Start of Dataset excerpts
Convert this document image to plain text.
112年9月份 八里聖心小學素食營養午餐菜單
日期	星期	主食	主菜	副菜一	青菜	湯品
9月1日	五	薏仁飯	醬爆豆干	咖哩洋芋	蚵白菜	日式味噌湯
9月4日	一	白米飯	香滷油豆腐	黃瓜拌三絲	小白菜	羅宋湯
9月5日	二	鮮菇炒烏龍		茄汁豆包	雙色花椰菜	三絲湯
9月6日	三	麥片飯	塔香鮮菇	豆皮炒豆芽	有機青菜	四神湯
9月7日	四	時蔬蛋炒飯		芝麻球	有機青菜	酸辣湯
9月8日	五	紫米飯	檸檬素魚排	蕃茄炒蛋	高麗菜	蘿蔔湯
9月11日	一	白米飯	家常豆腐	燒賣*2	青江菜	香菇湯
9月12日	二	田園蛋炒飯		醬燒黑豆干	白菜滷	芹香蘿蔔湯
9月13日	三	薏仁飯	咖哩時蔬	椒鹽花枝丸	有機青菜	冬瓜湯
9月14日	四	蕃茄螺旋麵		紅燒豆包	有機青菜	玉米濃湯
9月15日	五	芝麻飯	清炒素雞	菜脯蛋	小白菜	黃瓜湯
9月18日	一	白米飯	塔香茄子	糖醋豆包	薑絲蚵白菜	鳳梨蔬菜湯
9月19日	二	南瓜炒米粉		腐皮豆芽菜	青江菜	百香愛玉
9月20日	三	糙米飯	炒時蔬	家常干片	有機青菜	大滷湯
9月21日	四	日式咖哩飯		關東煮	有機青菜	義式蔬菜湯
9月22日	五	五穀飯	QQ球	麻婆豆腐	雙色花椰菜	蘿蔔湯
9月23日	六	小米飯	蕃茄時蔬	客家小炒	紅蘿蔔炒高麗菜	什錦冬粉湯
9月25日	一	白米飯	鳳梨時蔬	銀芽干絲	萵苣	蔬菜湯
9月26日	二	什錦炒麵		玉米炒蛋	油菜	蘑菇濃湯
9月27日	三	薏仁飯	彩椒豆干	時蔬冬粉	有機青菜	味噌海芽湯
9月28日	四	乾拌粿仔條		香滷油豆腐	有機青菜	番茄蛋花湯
End of Dataset excerpts
• **What you have to do**
Reproduce all the data word for word.

• **Exercise response**
Convert this document image to plain text.
112年9月份 八里聖心小學素食營養午餐菜單
日期	星期	主食	主菜	副菜一	青菜	湯品
9月1日	五	薏仁飯	醬爆豆干	咖哩洋芋	蚵白菜	日式味噌湯
9月4日	一	白米飯	香滷油豆腐	黃瓜拌三絲	小白菜	羅宋湯
9月5日	二	鮮菇炒烏龍		茄汁豆包	雙色花椰菜	三絲湯
9月6日	三	麥片飯	塔香鮮菇	豆皮炒豆芽	有機青菜	四神湯
9月7日	四	時蔬蛋炒飯		芝麻球	有機青菜	酸辣湯
9月8日	五	紫米飯	檸檬素魚排	蕃茄炒蛋	高麗菜	蘿蔔湯
9月11日	一	白米飯	家常豆腐	燒賣*2	青江菜	香菇湯
9月12日	二	田園蛋炒飯		醬燒黑豆干	白菜滷	芹香蘿蔔湯
9月13日	三	薏仁飯	咖哩時蔬	椒鹽花枝丸	有機青菜	冬瓜湯
9月14日	四	蕃茄螺旋麵		紅燒豆包	有機青菜	玉米濃湯
9月15日	五	芝麻飯	清炒素雞	菜脯蛋	小白菜	黃瓜湯
9月18日	一	白米飯	塔香茄子	糖醋豆包	薑絲蚵白菜	鳳梨蔬菜湯
9月19日	二	南瓜炒米粉		腐皮豆芽菜	青江菜	百香愛玉
9月20日	三	糙米飯	炒時蔬	家常干片	有機青菜	大滷湯
9月21日	四	日式咖哩飯		關東煮	有機青菜	義式蔬菜湯
9月22日	五	五穀飯	QQ球	麻婆豆腐	雙色花椰菜	蘿蔔湯
9月23日	六	小米飯	蕃茄時蔬	客家小炒	紅蘿蔔炒高麗菜	什錦冬粉湯
9月25日	一	白米飯	鳳梨時蔬	銀芽干絲	萵苣	蔬菜湯
9月26日	二	什錦炒麵		玉米炒蛋	油菜	蘑菇濃湯
9月27日	三	薏仁飯	彩椒豆干	時蔬冬粉	有機青菜	味噌海芽湯
9月28日	四	乾拌粿仔條		香滷油豆腐	有機青菜	番茄蛋花湯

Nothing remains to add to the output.